**TASK OBJECTIVE**
Identify all lines below that hold "text" and collect them.

══ RECORDS TO USE

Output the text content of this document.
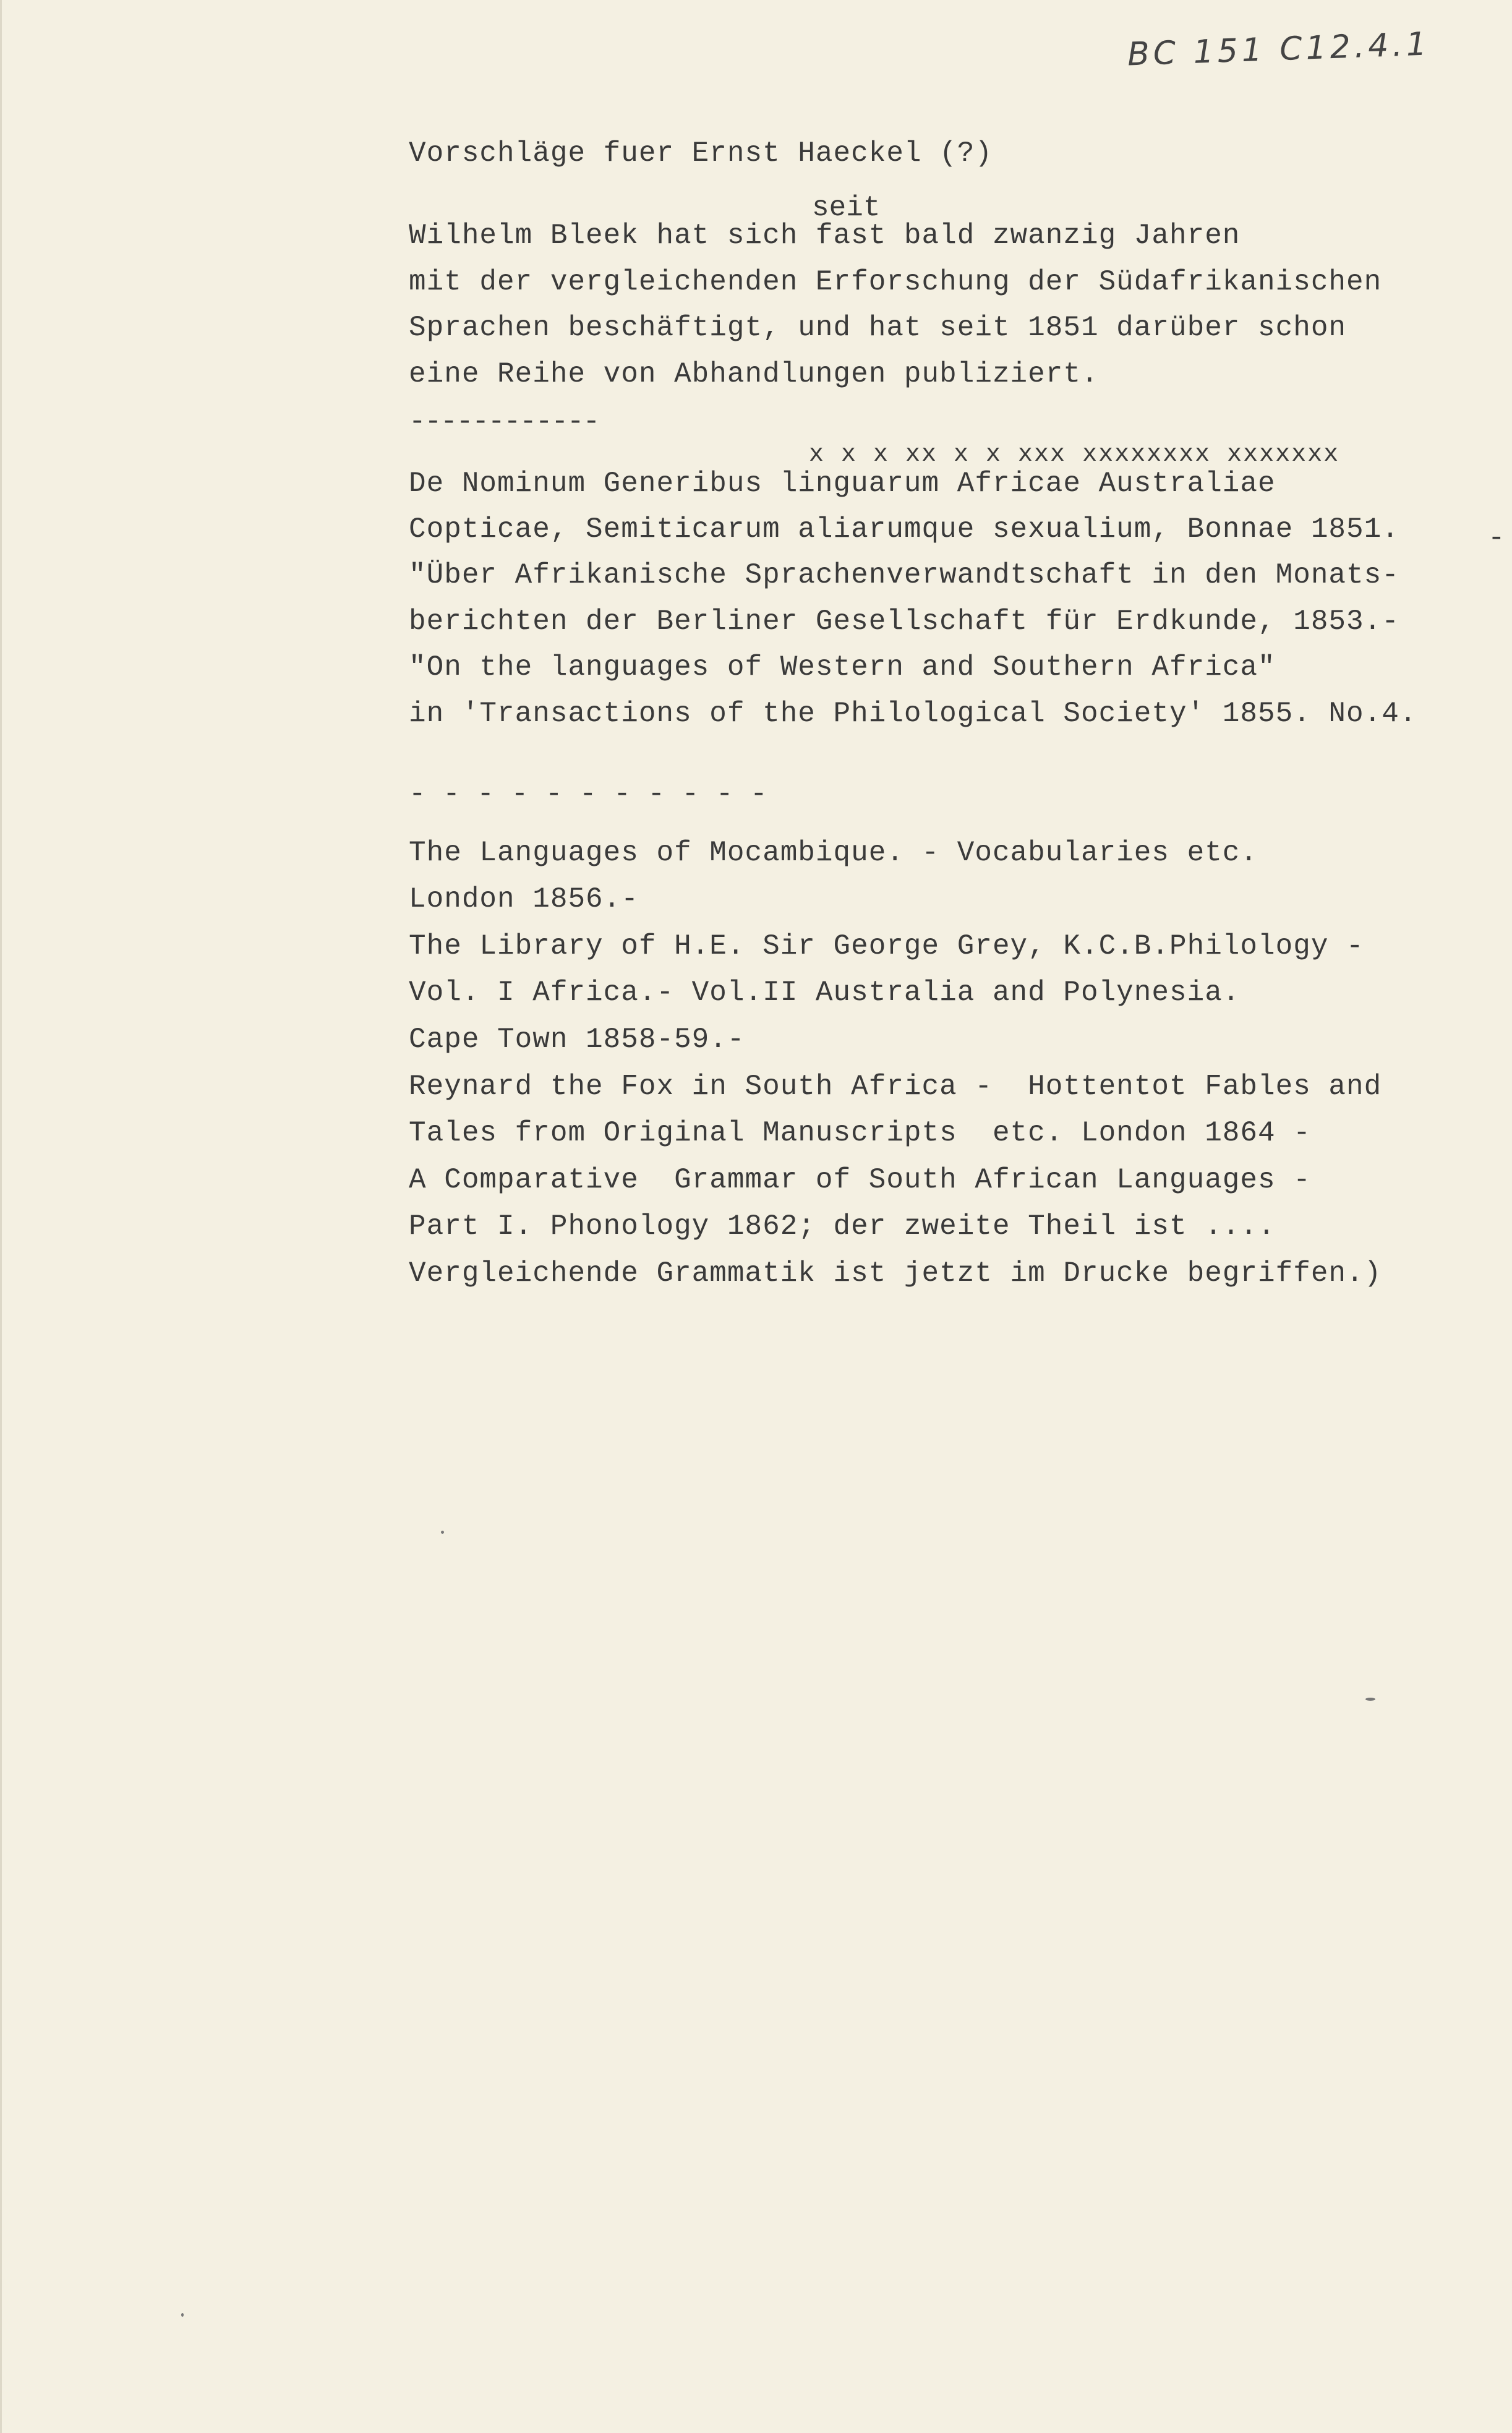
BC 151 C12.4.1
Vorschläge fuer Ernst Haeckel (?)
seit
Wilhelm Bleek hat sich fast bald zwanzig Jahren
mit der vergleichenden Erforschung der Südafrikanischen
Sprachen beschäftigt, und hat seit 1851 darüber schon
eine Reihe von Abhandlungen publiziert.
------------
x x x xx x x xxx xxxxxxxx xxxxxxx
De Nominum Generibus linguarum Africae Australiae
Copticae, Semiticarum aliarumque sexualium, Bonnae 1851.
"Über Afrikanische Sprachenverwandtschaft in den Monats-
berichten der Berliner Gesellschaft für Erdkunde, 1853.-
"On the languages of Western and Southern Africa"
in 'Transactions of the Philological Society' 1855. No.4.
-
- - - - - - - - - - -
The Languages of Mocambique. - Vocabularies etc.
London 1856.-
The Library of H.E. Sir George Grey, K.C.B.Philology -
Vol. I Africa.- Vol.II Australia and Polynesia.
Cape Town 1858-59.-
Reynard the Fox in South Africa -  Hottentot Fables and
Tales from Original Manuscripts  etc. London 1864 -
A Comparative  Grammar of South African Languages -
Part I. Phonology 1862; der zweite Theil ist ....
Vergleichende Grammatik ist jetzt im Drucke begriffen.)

════
══ RECORDS TO USE

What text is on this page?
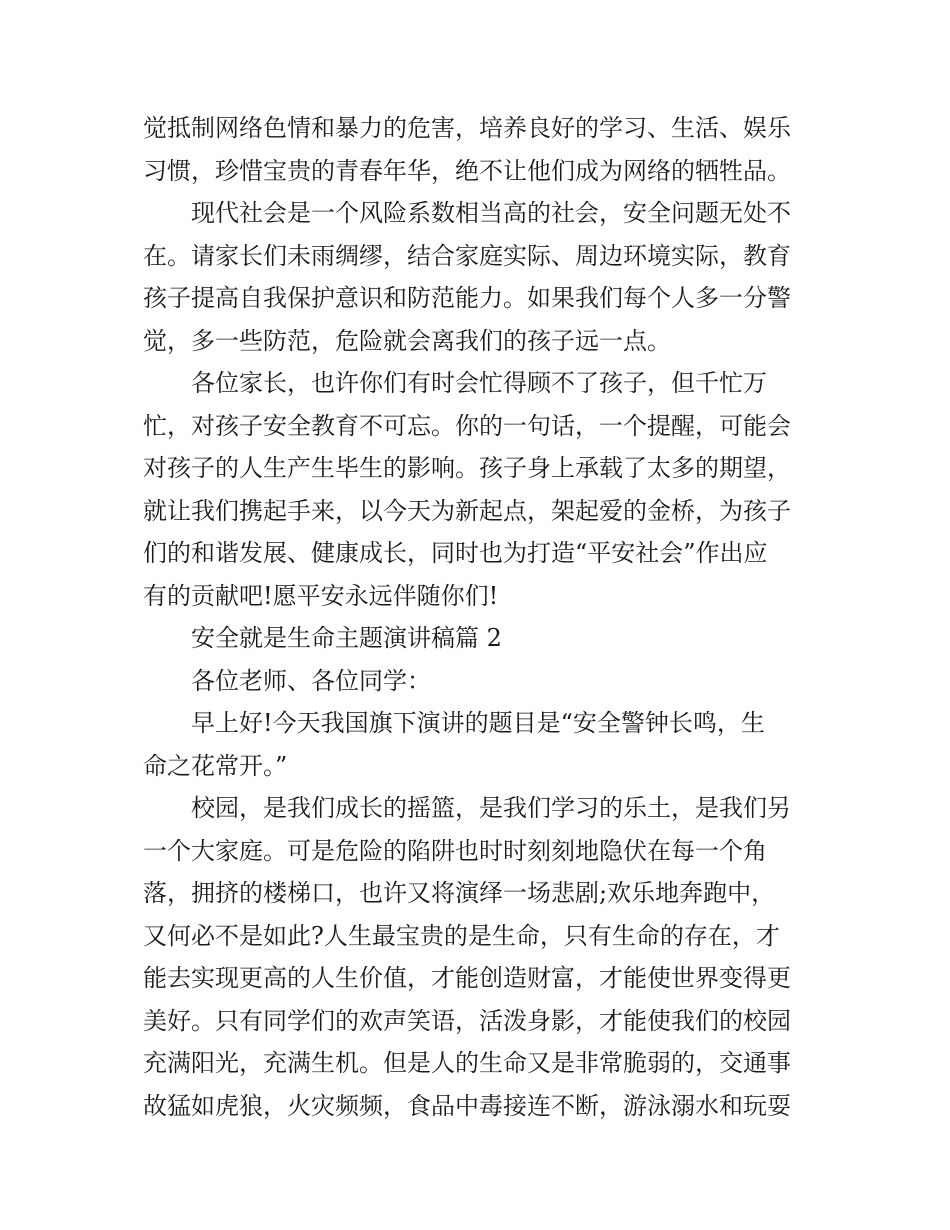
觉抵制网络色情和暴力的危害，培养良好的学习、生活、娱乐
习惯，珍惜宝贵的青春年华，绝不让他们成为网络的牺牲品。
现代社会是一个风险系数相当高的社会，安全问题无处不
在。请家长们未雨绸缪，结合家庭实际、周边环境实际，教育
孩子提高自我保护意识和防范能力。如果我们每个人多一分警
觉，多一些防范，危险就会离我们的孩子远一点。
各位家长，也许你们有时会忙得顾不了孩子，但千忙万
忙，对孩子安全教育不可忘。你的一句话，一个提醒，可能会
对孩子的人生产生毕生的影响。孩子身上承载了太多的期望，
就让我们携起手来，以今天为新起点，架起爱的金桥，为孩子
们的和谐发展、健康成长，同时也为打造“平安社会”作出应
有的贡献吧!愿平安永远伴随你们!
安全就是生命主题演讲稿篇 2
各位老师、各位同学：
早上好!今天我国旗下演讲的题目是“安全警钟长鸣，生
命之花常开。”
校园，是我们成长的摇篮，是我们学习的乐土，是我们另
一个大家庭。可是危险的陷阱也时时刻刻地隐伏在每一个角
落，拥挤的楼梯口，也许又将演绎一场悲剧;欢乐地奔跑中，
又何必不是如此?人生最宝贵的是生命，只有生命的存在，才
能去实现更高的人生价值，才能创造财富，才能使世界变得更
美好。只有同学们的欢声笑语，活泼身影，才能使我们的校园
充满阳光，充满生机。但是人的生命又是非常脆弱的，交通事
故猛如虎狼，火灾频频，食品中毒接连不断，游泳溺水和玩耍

════

**SOLVED PROBLEM**
Output the text content of this document.
What text is on this page?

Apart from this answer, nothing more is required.